(The problem):
Can you quote the records below in full, word for word?
◇ ◇ ◇
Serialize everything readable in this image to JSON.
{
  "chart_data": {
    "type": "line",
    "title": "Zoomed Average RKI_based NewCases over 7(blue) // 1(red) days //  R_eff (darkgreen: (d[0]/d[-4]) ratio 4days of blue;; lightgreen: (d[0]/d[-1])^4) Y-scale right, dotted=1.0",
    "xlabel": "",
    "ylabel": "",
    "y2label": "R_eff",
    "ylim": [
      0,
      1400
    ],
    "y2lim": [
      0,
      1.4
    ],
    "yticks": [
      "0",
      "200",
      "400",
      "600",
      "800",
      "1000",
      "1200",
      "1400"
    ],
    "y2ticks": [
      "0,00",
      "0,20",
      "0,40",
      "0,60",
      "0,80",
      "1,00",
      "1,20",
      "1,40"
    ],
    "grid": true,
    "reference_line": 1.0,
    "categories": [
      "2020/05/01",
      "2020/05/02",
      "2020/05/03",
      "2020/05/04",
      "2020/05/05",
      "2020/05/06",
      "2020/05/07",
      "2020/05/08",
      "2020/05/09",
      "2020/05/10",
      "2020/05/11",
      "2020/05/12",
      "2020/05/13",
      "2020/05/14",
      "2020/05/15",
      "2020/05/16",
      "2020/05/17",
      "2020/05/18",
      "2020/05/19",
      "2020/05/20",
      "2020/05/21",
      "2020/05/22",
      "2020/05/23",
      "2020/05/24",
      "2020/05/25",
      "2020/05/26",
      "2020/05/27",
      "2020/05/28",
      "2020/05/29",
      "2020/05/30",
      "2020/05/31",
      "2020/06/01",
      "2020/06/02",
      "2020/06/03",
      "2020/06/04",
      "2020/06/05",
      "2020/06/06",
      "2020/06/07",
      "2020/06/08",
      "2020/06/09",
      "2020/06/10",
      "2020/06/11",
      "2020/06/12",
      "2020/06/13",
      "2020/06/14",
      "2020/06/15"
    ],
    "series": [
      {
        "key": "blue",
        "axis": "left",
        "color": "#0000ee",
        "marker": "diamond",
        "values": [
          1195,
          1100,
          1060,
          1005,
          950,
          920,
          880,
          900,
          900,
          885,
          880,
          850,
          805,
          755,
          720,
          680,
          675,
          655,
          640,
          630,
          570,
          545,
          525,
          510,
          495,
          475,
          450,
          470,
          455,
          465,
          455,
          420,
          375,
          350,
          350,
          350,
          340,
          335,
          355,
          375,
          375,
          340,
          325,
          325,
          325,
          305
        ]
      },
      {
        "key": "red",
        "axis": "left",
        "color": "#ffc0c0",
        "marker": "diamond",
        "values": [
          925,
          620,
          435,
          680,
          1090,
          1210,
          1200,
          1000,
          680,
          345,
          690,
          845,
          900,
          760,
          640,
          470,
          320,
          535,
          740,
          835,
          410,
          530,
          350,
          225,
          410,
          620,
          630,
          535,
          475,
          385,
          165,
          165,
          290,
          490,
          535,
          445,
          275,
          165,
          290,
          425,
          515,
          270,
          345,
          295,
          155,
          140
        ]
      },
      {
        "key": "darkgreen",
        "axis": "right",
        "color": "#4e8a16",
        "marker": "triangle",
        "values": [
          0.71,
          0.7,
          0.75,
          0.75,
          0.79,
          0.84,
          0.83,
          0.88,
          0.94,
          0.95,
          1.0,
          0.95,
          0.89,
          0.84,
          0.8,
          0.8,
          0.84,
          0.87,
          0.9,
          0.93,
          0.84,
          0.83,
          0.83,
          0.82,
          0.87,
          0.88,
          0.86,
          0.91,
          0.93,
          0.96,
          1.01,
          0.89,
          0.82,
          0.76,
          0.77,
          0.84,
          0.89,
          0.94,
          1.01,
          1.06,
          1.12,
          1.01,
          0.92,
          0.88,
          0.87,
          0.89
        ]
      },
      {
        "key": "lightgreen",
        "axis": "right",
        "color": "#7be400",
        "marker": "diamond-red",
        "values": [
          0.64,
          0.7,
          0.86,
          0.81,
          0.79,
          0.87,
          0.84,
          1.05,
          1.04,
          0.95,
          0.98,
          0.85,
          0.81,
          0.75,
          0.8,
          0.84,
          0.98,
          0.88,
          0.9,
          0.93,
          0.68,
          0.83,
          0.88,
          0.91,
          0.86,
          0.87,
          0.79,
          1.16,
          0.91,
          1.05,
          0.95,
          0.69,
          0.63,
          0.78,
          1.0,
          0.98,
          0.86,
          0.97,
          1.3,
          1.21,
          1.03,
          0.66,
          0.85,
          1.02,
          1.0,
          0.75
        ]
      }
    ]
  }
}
◇ ◇ ◇
(The answer):
Serialize everything readable in this image to JSON.
{
  "chart_data": {
    "type": "line",
    "title": "Zoomed Average RKI_based NewCases over 7(blue) // 1(red) days //  R_eff (darkgreen: (d[0]/d[-4]) ratio 4days of blue;; lightgreen: (d[0]/d[-1])^4) Y-scale right, dotted=1.0",
    "xlabel": "",
    "ylabel": "",
    "y2label": "R_eff",
    "ylim": [
      0,
      1400
    ],
    "y2lim": [
      0,
      1.4
    ],
    "yticks": [
      "0",
      "200",
      "400",
      "600",
      "800",
      "1000",
      "1200",
      "1400"
    ],
    "y2ticks": [
      "0,00",
      "0,20",
      "0,40",
      "0,60",
      "0,80",
      "1,00",
      "1,20",
      "1,40"
    ],
    "grid": true,
    "reference_line": 1.0,
    "categories": [
      "2020/05/01",
      "2020/05/02",
      "2020/05/03",
      "2020/05/04",
      "2020/05/05",
      "2020/05/06",
      "2020/05/07",
      "2020/05/08",
      "2020/05/09",
      "2020/05/10",
      "2020/05/11",
      "2020/05/12",
      "2020/05/13",
      "2020/05/14",
      "2020/05/15",
      "2020/05/16",
      "2020/05/17",
      "2020/05/18",
      "2020/05/19",
      "2020/05/20",
      "2020/05/21",
      "2020/05/22",
      "2020/05/23",
      "2020/05/24",
      "2020/05/25",
      "2020/05/26",
      "2020/05/27",
      "2020/05/28",
      "2020/05/29",
      "2020/05/30",
      "2020/05/31",
      "2020/06/01",
      "2020/06/02",
      "2020/06/03",
      "2020/06/04",
      "2020/06/05",
      "2020/06/06",
      "2020/06/07",
      "2020/06/08",
      "2020/06/09",
      "2020/06/10",
      "2020/06/11",
      "2020/06/12",
      "2020/06/13",
      "2020/06/14",
      "2020/06/15"
    ],
    "series": [
      {
        "key": "blue",
        "axis": "left",
        "color": "#0000ee",
        "marker": "diamond",
        "values": [
          1195,
          1100,
          1060,
          1005,
          950,
          920,
          880,
          900,
          900,
          885,
          880,
          850,
          805,
          755,
          720,
          680,
          675,
          655,
          640,
          630,
          570,
          545,
          525,
          510,
          495,
          475,
          450,
          470,
          455,
          465,
          455,
          420,
          375,
          350,
          350,
          350,
          340,
          335,
          355,
          375,
          375,
          340,
          325,
          325,
          325,
          305
        ]
      },
      {
        "key": "red",
        "axis": "left",
        "color": "#ffc0c0",
        "marker": "diamond",
        "values": [
          925,
          620,
          435,
          680,
          1090,
          1210,
          1200,
          1000,
          680,
          345,
          690,
          845,
          900,
          760,
          640,
          470,
          320,
          535,
          740,
          835,
          410,
          530,
          350,
          225,
          410,
          620,
          630,
          535,
          475,
          385,
          165,
          165,
          290,
          490,
          535,
          445,
          275,
          165,
          290,
          425,
          515,
          270,
          345,
          295,
          155,
          140
        ]
      },
      {
        "key": "darkgreen",
        "axis": "right",
        "color": "#4e8a16",
        "marker": "triangle",
        "values": [
          0.71,
          0.7,
          0.75,
          0.75,
          0.79,
          0.84,
          0.83,
          0.88,
          0.94,
          0.95,
          1.0,
          0.95,
          0.89,
          0.84,
          0.8,
          0.8,
          0.84,
          0.87,
          0.9,
          0.93,
          0.84,
          0.83,
          0.83,
          0.82,
          0.87,
          0.88,
          0.86,
          0.91,
          0.93,
          0.96,
          1.01,
          0.89,
          0.82,
          0.76,
          0.77,
          0.84,
          0.89,
          0.94,
          1.01,
          1.06,
          1.12,
          1.01,
          0.92,
          0.88,
          0.87,
          0.89
        ]
      },
      {
        "key": "lightgreen",
        "axis": "right",
        "color": "#7be400",
        "marker": "diamond-red",
        "values": [
          0.64,
          0.7,
          0.86,
          0.81,
          0.79,
          0.87,
          0.84,
          1.05,
          1.04,
          0.95,
          0.98,
          0.85,
          0.81,
          0.75,
          0.8,
          0.84,
          0.98,
          0.88,
          0.9,
          0.93,
          0.68,
          0.83,
          0.88,
          0.91,
          0.86,
          0.87,
          0.79,
          1.16,
          0.91,
          1.05,
          0.95,
          0.69,
          0.63,
          0.78,
          1.0,
          0.98,
          0.86,
          0.97,
          1.3,
          1.21,
          1.03,
          0.66,
          0.85,
          1.02,
          1.0,
          0.75
        ]
      }
    ]
  }
}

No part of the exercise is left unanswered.